▶ _INSTRUCTION_
Find and return each line containing "предоставляются".

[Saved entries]
____
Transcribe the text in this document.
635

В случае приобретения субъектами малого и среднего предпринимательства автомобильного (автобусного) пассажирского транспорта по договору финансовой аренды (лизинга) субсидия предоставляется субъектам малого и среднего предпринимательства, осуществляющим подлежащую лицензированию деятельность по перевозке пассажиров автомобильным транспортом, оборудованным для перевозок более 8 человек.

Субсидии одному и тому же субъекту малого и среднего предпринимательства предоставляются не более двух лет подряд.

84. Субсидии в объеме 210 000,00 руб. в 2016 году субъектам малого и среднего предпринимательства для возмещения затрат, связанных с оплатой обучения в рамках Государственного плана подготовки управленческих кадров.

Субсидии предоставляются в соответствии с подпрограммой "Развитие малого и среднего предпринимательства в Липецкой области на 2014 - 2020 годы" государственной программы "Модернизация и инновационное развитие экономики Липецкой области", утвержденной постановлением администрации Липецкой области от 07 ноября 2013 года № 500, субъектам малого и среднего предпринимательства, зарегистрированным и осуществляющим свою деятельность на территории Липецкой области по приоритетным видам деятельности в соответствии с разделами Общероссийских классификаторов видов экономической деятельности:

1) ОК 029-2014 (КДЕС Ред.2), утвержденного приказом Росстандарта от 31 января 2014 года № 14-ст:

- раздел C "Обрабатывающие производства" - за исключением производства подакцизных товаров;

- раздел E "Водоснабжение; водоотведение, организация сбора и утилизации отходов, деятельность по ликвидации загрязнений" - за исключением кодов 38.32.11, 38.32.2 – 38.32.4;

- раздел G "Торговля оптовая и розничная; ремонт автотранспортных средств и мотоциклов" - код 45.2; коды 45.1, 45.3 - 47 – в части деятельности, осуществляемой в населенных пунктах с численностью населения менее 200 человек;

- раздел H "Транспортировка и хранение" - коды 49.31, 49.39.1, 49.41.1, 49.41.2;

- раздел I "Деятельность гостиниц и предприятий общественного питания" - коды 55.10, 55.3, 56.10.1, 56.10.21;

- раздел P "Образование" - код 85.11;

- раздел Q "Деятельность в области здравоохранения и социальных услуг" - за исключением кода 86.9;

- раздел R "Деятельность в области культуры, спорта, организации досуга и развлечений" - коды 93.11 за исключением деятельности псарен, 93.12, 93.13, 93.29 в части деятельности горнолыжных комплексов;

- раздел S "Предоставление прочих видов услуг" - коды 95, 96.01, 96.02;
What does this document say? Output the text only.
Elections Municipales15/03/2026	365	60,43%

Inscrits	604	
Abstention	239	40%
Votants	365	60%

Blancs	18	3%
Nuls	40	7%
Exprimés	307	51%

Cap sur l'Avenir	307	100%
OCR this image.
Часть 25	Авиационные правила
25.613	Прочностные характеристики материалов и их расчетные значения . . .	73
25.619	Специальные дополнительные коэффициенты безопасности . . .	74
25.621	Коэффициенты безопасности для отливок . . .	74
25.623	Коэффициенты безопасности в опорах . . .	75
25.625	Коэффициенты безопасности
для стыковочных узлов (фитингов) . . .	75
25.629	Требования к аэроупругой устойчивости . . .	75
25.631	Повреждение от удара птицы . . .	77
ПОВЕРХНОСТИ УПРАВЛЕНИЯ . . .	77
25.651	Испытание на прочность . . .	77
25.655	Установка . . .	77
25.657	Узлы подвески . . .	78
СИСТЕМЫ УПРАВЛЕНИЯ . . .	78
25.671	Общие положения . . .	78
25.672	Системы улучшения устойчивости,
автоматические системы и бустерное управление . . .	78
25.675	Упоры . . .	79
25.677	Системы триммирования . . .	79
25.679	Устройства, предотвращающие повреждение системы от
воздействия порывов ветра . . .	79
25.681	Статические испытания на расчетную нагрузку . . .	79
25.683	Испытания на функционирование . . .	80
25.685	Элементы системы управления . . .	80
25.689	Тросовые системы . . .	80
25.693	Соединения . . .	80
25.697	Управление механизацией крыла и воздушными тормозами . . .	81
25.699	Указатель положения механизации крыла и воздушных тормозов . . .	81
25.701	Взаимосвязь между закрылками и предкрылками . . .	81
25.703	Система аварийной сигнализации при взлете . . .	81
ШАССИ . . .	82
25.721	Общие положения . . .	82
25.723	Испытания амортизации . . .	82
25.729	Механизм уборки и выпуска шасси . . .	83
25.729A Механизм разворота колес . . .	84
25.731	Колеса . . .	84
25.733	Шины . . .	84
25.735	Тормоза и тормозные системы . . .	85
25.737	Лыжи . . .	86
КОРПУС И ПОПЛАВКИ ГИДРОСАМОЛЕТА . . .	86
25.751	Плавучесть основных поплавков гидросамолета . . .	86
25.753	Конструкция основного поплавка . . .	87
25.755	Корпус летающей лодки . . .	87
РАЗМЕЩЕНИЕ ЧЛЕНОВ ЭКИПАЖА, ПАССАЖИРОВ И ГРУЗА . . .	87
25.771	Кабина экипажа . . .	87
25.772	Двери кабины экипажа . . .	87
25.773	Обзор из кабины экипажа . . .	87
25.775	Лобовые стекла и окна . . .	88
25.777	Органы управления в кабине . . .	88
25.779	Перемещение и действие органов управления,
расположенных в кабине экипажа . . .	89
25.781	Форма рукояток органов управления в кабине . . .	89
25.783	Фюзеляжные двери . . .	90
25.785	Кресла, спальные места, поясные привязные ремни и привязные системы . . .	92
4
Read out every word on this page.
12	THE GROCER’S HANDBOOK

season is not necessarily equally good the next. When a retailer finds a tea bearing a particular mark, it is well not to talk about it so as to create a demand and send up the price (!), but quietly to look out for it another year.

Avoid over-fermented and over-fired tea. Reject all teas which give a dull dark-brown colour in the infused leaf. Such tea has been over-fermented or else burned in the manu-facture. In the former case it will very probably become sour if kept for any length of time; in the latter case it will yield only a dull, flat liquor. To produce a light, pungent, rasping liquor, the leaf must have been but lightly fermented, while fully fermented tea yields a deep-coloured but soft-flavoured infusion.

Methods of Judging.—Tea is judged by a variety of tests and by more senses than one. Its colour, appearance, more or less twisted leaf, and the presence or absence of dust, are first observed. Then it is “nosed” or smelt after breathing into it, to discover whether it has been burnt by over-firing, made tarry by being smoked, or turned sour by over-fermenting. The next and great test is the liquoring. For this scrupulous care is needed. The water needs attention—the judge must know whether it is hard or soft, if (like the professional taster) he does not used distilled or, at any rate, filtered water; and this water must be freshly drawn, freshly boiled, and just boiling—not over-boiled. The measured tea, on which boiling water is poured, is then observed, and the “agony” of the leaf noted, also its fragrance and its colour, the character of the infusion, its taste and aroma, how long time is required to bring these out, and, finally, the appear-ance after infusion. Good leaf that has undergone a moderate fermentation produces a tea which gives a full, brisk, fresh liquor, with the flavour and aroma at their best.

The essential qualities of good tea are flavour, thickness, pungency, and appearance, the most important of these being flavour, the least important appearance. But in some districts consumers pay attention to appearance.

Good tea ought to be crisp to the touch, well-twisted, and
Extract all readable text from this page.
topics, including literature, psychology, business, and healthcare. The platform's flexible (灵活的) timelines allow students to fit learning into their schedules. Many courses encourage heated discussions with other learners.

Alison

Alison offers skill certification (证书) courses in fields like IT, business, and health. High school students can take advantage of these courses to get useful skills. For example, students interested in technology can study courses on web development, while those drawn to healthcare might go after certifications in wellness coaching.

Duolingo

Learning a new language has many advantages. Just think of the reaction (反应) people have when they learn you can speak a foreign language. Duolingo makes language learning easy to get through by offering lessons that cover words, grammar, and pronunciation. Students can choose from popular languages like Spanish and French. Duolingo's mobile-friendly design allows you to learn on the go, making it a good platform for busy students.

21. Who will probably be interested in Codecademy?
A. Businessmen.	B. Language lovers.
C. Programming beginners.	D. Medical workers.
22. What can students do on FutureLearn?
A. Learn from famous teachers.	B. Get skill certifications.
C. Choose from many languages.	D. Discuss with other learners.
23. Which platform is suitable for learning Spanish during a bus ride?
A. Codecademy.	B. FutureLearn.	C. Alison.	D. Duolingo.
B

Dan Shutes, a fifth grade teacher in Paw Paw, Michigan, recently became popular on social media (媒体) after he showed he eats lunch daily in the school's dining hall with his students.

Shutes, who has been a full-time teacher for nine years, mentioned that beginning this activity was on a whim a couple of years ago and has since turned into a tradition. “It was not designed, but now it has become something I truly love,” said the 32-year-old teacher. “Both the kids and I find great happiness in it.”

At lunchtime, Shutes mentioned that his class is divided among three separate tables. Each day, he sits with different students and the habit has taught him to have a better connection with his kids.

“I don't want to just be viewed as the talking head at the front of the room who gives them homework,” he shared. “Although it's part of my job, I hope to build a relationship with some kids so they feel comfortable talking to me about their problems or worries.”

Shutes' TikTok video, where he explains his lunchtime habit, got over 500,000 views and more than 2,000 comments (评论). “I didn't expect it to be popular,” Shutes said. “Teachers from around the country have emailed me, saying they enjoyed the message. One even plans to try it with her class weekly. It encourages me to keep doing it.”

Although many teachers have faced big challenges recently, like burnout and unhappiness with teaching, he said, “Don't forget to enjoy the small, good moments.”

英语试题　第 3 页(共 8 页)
____
▶ _FINAL RESULT_
Субсидии одному и тому же субъекту малого и среднего предпринимательства предоставляются не более двух лет подряд.
Субсидии предоставляются в соответствии с подпрограммой "Развитие малого и среднего предпринимательства в Липецкой области на 2014 - 2020 годы" государственной программы "Модернизация и инновационное развитие экономики Липецкой области", утвержденной постановлением администрации Липецкой области от 07 ноября 2013 года № 500, субъектам малого и среднего предпринимательства, зарегистрированным и осуществляющим свою деятельность на территории Липецкой области по приоритетным видам деятельности в соответствии с разделами Общероссийских классификаторов видов экономической деятельности:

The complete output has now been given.